*Work instruction*. Copy each line below in which the string "복제수변이" appears.

[Start of Attachment]

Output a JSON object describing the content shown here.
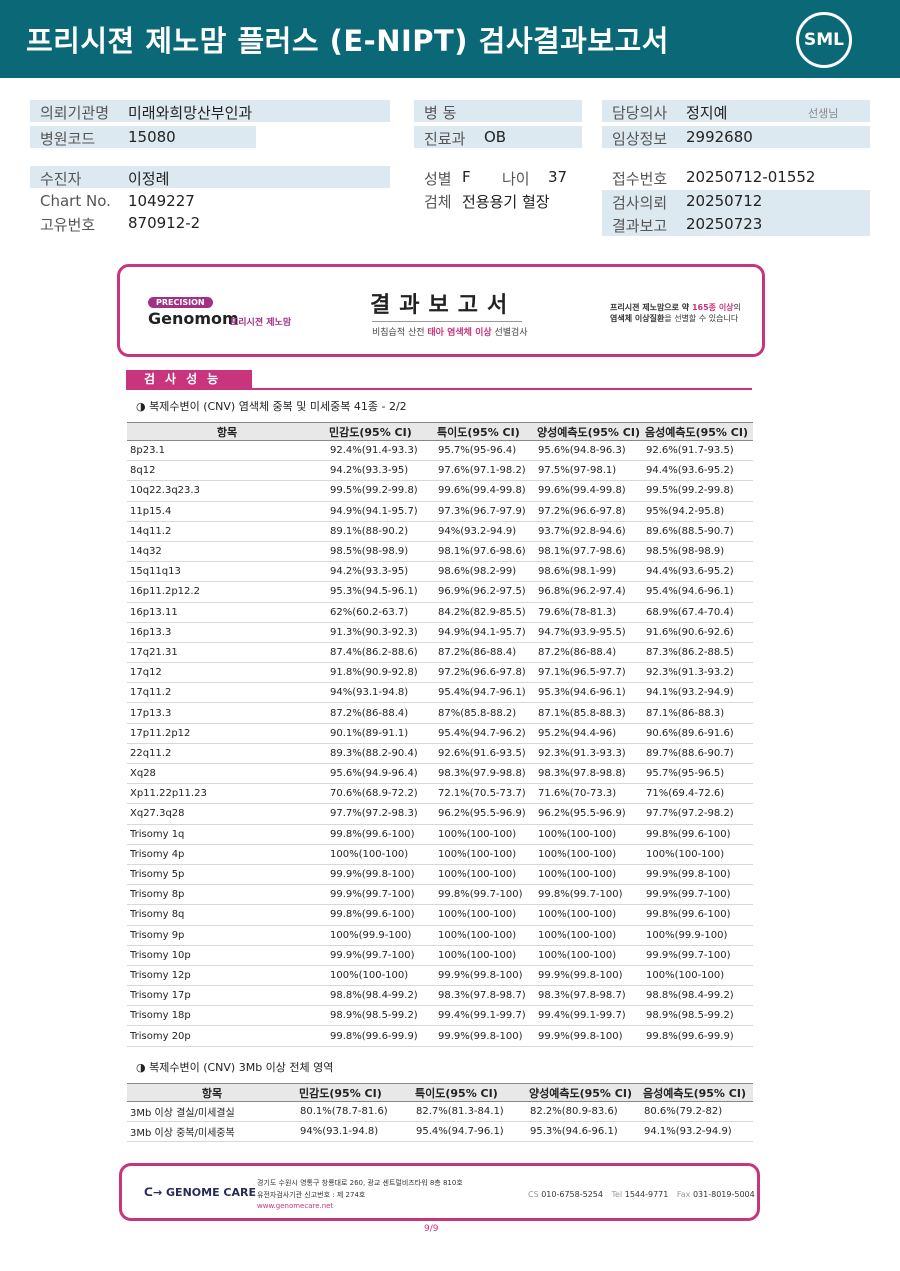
{
  "header": {
    "title": "프리시젼 제노맘 플러스 (E-NIPT) 검사결과보고서",
    "logo_text": "SML"
  },
  "info": {
    "institution": {
      "label": "의뢰기관명",
      "value": "미래와희망산부인과"
    },
    "hospital_code": {
      "label": "병원코드",
      "value": "15080"
    },
    "ward": {
      "label": "병  동",
      "value": ""
    },
    "department": {
      "label": "진료과",
      "value": "OB"
    },
    "doctor": {
      "label": "담당의사",
      "value": "정지예",
      "suffix": "선생님"
    },
    "clinical_info": {
      "label": "임상정보",
      "value": "2992680"
    },
    "patient": {
      "label": "수진자",
      "value": "이정례"
    },
    "chart_no": {
      "label": "Chart No.",
      "value": "1049227"
    },
    "unique_no": {
      "label": "고유번호",
      "value": "870912-2"
    },
    "sex": {
      "label": "성별",
      "value": "F"
    },
    "age": {
      "label": "나이",
      "value": "37"
    },
    "specimen": {
      "label": "검체",
      "value": "전용용기 혈장"
    },
    "receipt_no": {
      "label": "접수번호",
      "value": "20250712-01552"
    },
    "test_request": {
      "label": "검사의뢰",
      "value": "20250712"
    },
    "result_report": {
      "label": "결과보고",
      "value": "20250723"
    }
  },
  "report_header": {
    "precision_badge": "PRECISION",
    "brand": "Genomom",
    "brand_kr": "프리시젼 제노맘",
    "title": "결과보고서",
    "subtitle_a": "비침습적 산전 ",
    "subtitle_highlight": "태아 염색체 이상",
    "subtitle_b": " 선별검사",
    "right_line1_a": "프리시젼 제노맘으로 약 ",
    "right_line1_highlight": "165종 이상",
    "right_line1_b": "의",
    "right_line2_a": "염색체 이상질환",
    "right_line2_b": "을 선별할 수 있습니다"
  },
  "section": {
    "title": "검사성능",
    "sub1": "◑ 복제수변이 (CNV) 염색체 중복 및 미세중복 41종 - 2/2",
    "sub2": "◑ 복제수변이 (CNV) 3Mb 이상 전체 영역"
  },
  "table1": {
    "headers": [
      "항목",
      "민감도(95% CI)",
      "특이도(95% CI)",
      "양성예측도(95% CI)",
      "음성예측도(95% CI)"
    ],
    "rows": [
      [
        "8p23.1",
        "92.4%(91.4-93.3)",
        "95.7%(95-96.4)",
        "95.6%(94.8-96.3)",
        "92.6%(91.7-93.5)"
      ],
      [
        "8q12",
        "94.2%(93.3-95)",
        "97.6%(97.1-98.2)",
        "97.5%(97-98.1)",
        "94.4%(93.6-95.2)"
      ],
      [
        "10q22.3q23.3",
        "99.5%(99.2-99.8)",
        "99.6%(99.4-99.8)",
        "99.6%(99.4-99.8)",
        "99.5%(99.2-99.8)"
      ],
      [
        "11p15.4",
        "94.9%(94.1-95.7)",
        "97.3%(96.7-97.9)",
        "97.2%(96.6-97.8)",
        "95%(94.2-95.8)"
      ],
      [
        "14q11.2",
        "89.1%(88-90.2)",
        "94%(93.2-94.9)",
        "93.7%(92.8-94.6)",
        "89.6%(88.5-90.7)"
      ],
      [
        "14q32",
        "98.5%(98-98.9)",
        "98.1%(97.6-98.6)",
        "98.1%(97.7-98.6)",
        "98.5%(98-98.9)"
      ],
      [
        "15q11q13",
        "94.2%(93.3-95)",
        "98.6%(98.2-99)",
        "98.6%(98.1-99)",
        "94.4%(93.6-95.2)"
      ],
      [
        "16p11.2p12.2",
        "95.3%(94.5-96.1)",
        "96.9%(96.2-97.5)",
        "96.8%(96.2-97.4)",
        "95.4%(94.6-96.1)"
      ],
      [
        "16p13.11",
        "62%(60.2-63.7)",
        "84.2%(82.9-85.5)",
        "79.6%(78-81.3)",
        "68.9%(67.4-70.4)"
      ],
      [
        "16p13.3",
        "91.3%(90.3-92.3)",
        "94.9%(94.1-95.7)",
        "94.7%(93.9-95.5)",
        "91.6%(90.6-92.6)"
      ],
      [
        "17q21.31",
        "87.4%(86.2-88.6)",
        "87.2%(86-88.4)",
        "87.2%(86-88.4)",
        "87.3%(86.2-88.5)"
      ],
      [
        "17q12",
        "91.8%(90.9-92.8)",
        "97.2%(96.6-97.8)",
        "97.1%(96.5-97.7)",
        "92.3%(91.3-93.2)"
      ],
      [
        "17q11.2",
        "94%(93.1-94.8)",
        "95.4%(94.7-96.1)",
        "95.3%(94.6-96.1)",
        "94.1%(93.2-94.9)"
      ],
      [
        "17p13.3",
        "87.2%(86-88.4)",
        "87%(85.8-88.2)",
        "87.1%(85.8-88.3)",
        "87.1%(86-88.3)"
      ],
      [
        "17p11.2p12",
        "90.1%(89-91.1)",
        "95.4%(94.7-96.2)",
        "95.2%(94.4-96)",
        "90.6%(89.6-91.6)"
      ],
      [
        "22q11.2",
        "89.3%(88.2-90.4)",
        "92.6%(91.6-93.5)",
        "92.3%(91.3-93.3)",
        "89.7%(88.6-90.7)"
      ],
      [
        "Xq28",
        "95.6%(94.9-96.4)",
        "98.3%(97.9-98.8)",
        "98.3%(97.8-98.8)",
        "95.7%(95-96.5)"
      ],
      [
        "Xp11.22p11.23",
        "70.6%(68.9-72.2)",
        "72.1%(70.5-73.7)",
        "71.6%(70-73.3)",
        "71%(69.4-72.6)"
      ],
      [
        "Xq27.3q28",
        "97.7%(97.2-98.3)",
        "96.2%(95.5-96.9)",
        "96.2%(95.5-96.9)",
        "97.7%(97.2-98.2)"
      ],
      [
        "Trisomy 1q",
        "99.8%(99.6-100)",
        "100%(100-100)",
        "100%(100-100)",
        "99.8%(99.6-100)"
      ],
      [
        "Trisomy 4p",
        "100%(100-100)",
        "100%(100-100)",
        "100%(100-100)",
        "100%(100-100)"
      ],
      [
        "Trisomy 5p",
        "99.9%(99.8-100)",
        "100%(100-100)",
        "100%(100-100)",
        "99.9%(99.8-100)"
      ],
      [
        "Trisomy 8p",
        "99.9%(99.7-100)",
        "99.8%(99.7-100)",
        "99.8%(99.7-100)",
        "99.9%(99.7-100)"
      ],
      [
        "Trisomy 8q",
        "99.8%(99.6-100)",
        "100%(100-100)",
        "100%(100-100)",
        "99.8%(99.6-100)"
      ],
      [
        "Trisomy 9p",
        "100%(99.9-100)",
        "100%(100-100)",
        "100%(100-100)",
        "100%(99.9-100)"
      ],
      [
        "Trisomy 10p",
        "99.9%(99.7-100)",
        "100%(100-100)",
        "100%(100-100)",
        "99.9%(99.7-100)"
      ],
      [
        "Trisomy 12p",
        "100%(100-100)",
        "99.9%(99.8-100)",
        "99.9%(99.8-100)",
        "100%(100-100)"
      ],
      [
        "Trisomy 17p",
        "98.8%(98.4-99.2)",
        "98.3%(97.8-98.7)",
        "98.3%(97.8-98.7)",
        "98.8%(98.4-99.2)"
      ],
      [
        "Trisomy 18p",
        "98.9%(98.5-99.2)",
        "99.4%(99.1-99.7)",
        "99.4%(99.1-99.7)",
        "98.9%(98.5-99.2)"
      ],
      [
        "Trisomy 20p",
        "99.8%(99.6-99.9)",
        "99.9%(99.8-100)",
        "99.9%(99.8-100)",
        "99.8%(99.6-99.9)"
      ]
    ]
  },
  "table2": {
    "headers": [
      "항목",
      "민감도(95% CI)",
      "특이도(95% CI)",
      "양성예측도(95% CI)",
      "음성예측도(95% CI)"
    ],
    "rows": [
      [
        "3Mb 이상 결실/미세결실",
        "80.1%(78.7-81.6)",
        "82.7%(81.3-84.1)",
        "82.2%(80.9-83.6)",
        "80.6%(79.2-82)"
      ],
      [
        "3Mb 이상 중복/미세중복",
        "94%(93.1-94.8)",
        "95.4%(94.7-96.1)",
        "95.3%(94.6-96.1)",
        "94.1%(93.2-94.9)"
      ]
    ]
  },
  "footer": {
    "logo": "GENOME CARE",
    "address": "경기도 수원시 영통구 창룡대로 260, 광교 센트럴비즈타워 8층 810호",
    "license": "유전자검사기관 신고번호 : 제 274호",
    "url": "www.genomecare.net",
    "cs_label": "CS",
    "cs": "010-6758-5254",
    "tel_label": "Tel",
    "tel": "1544-9771",
    "fax_label": "Fax",
    "fax": "031-8019-5004",
    "page": "9/9"
  }
}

[End of Attachment]

*Completed task*.
    "sub1": "◑ 복제수변이 (CNV) 염색체 중복 및 미세중복 41종 - 2/2",
    "sub2": "◑ 복제수변이 (CNV) 3Mb 이상 전체 영역"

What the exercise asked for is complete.